Cela fait réfléchir. Tout d’abord, les coupes dans l’emploi – telles qu’annoncées – ne peuvent trouver aucune «justification» dans le volume de travail effectué et dans les résultats comptables, y compris en termes de profits. Ensuite, les 400 nouvelles locomotives achetées, que la direction de CFF Cargo SA présente comme plus simple à entretenir, ne peuvent «justifier» les suppressions d’emplois qui sont envisagées – bien que pas encore annoncées officiellement – pour le printemps 2006.
Mais la situation des ateliers de Bellinzone a peu d’intérêt pour la direction de CFF Cargo SA. Le seul objectif ; augmenter les profits en réduisant les coûts. Et cela est possible en suivant deux voies. La première: en externalisant une part importante de la production en direction du privé qui exploite les travailleurs en leur versant des salaires de misère ; des travailleurs dont l’emploi flexibilisé dépend des flux liés aux besoins productifs de CFF Cargo SA. La seconde: en délocalisant une bonne partie de l’activité des ateliers de Bellinzone en Italie, où il est possible d’avoir recours à une force de travail payée misérablement, avec un différentiel de salaire de 50% (par rapport à Bellinzone).

CONSIGNE: Recopiez à l'identique le passage du texte sur les ateliers de Bellinzone commençant par « Cela fait réfléchir. » et se terminant par « le printemps 2006. ». Les enregistrements ne sont d'aucune utilité ici.

DONNÉES EXTRAITES:

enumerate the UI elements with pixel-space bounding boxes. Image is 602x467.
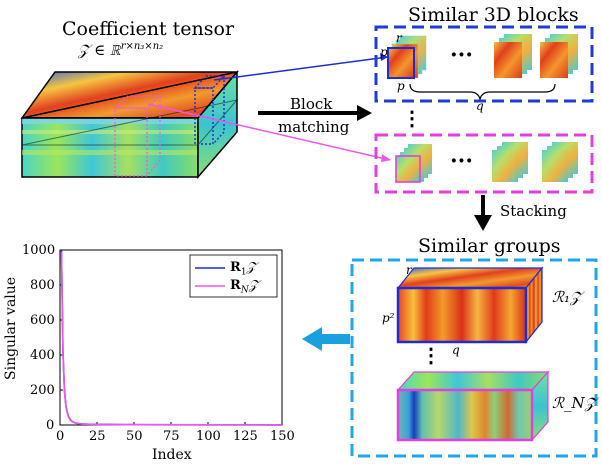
legend-label-series-n: RN𝒵 — [230, 278, 259, 296]
magenta-block-stack-2 — [492, 142, 528, 182]
similar-groups-box — [350, 258, 598, 458]
blocks-vdots: ⋮ — [402, 106, 422, 130]
tensor-formula-main: 𝒵 ∈ ℝ — [78, 41, 121, 59]
blue-block-stack-2 — [494, 34, 532, 78]
cyan-arrow — [302, 327, 350, 351]
y-tick-label: 0 — [46, 418, 55, 433]
x-tick-label: 100 — [196, 429, 221, 444]
y-tick-label: 400 — [30, 348, 55, 363]
tensor-blue-selection — [193, 75, 226, 145]
block-matching-label-1: Block — [290, 95, 333, 113]
block-matching-label-2: matching — [278, 118, 350, 136]
tensor-formula: 𝒵 ∈ ℝr×n₃×n₂ — [78, 42, 163, 58]
blue-blocks-box — [374, 25, 594, 103]
x-tick-label: 75 — [163, 429, 180, 444]
group-n-cube — [396, 370, 550, 442]
groups-label-1: ℛ₁𝒵 — [552, 288, 582, 306]
y-tick-label: 200 — [30, 383, 55, 398]
x-tick-label: 0 — [56, 429, 65, 444]
chart-xlabel: Index — [152, 447, 192, 463]
groups-dim-q: q — [452, 343, 460, 357]
coefficient-tensor-cube — [20, 69, 239, 180]
tensor-formula-sup: r×n₃×n₂ — [120, 41, 164, 52]
y-tick-label: 1000 — [22, 243, 56, 258]
blue-block-stack-1 — [387, 35, 427, 79]
blue-block-stack-3 — [540, 34, 578, 78]
blocks-dim-p-bottom: p — [397, 79, 405, 93]
block-matching-arrow — [258, 105, 372, 121]
x-tick-label: 50 — [126, 429, 143, 444]
groups-dim-p2: p² — [382, 311, 395, 325]
magenta-block-stack-1 — [395, 144, 432, 183]
chart-legend — [189, 254, 278, 298]
blocks-dim-p-side: p — [380, 45, 388, 59]
blocks-dim-r: r — [396, 31, 402, 45]
stacking-arrow — [474, 195, 492, 231]
chart-ylabel: Singular value — [3, 276, 19, 380]
y-tick-label: 800 — [30, 278, 55, 293]
groups-title: Similar groups — [418, 235, 561, 257]
y-tick-label: 600 — [30, 313, 55, 328]
blocks-ellipsis-bottom: ··· — [450, 148, 473, 174]
blocks-dim-q: q — [476, 99, 484, 113]
magenta-block-stack-3 — [542, 142, 578, 182]
groups-label-n: ℛ_N𝒵 — [552, 394, 597, 412]
stacking-label: Stacking — [500, 202, 567, 220]
magenta-blocks-box — [374, 133, 594, 194]
blue-connector-line — [213, 56, 389, 81]
x-tick-label: 25 — [89, 429, 106, 444]
magenta-connector-line — [147, 103, 391, 161]
blocks-title: Similar 3D blocks — [408, 4, 579, 26]
singular-value-chart — [59, 249, 283, 426]
q-brace — [409, 83, 556, 102]
tensor-magenta-selection — [113, 95, 162, 177]
groups-vdots: ⋮ — [421, 343, 441, 367]
tensor-title: Coefficient tensor — [62, 18, 235, 40]
x-tick-label: 125 — [233, 429, 258, 444]
groups-dim-r: r — [406, 263, 412, 277]
series-line-2 — [60, 251, 283, 426]
group-1-cube — [396, 266, 544, 344]
x-tick-label: 150 — [270, 429, 295, 444]
blocks-ellipsis-top: ··· — [450, 42, 473, 68]
legend-label-series-1: R1𝒵 — [230, 260, 257, 278]
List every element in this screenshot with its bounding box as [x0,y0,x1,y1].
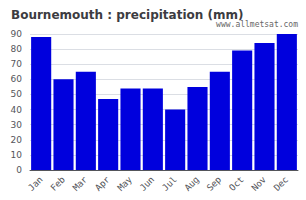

RÉPONSE ATTENDUE:
Cela fait réfléchir. Tout d’abord, les coupes dans l’emploi – telles qu’annoncées – ne peuvent trouver aucune «justification» dans le volume de travail effectué et dans les résultats comptables, y compris en termes de profits. Ensuite, les 400 nouvelles locomotives achetées, que la direction de CFF Cargo SA présente comme plus simple à entretenir, ne peuvent «justifier» les suppressions d’emplois qui sont envisagées – bien que pas encore annoncées officiellement – pour le printemps 2006.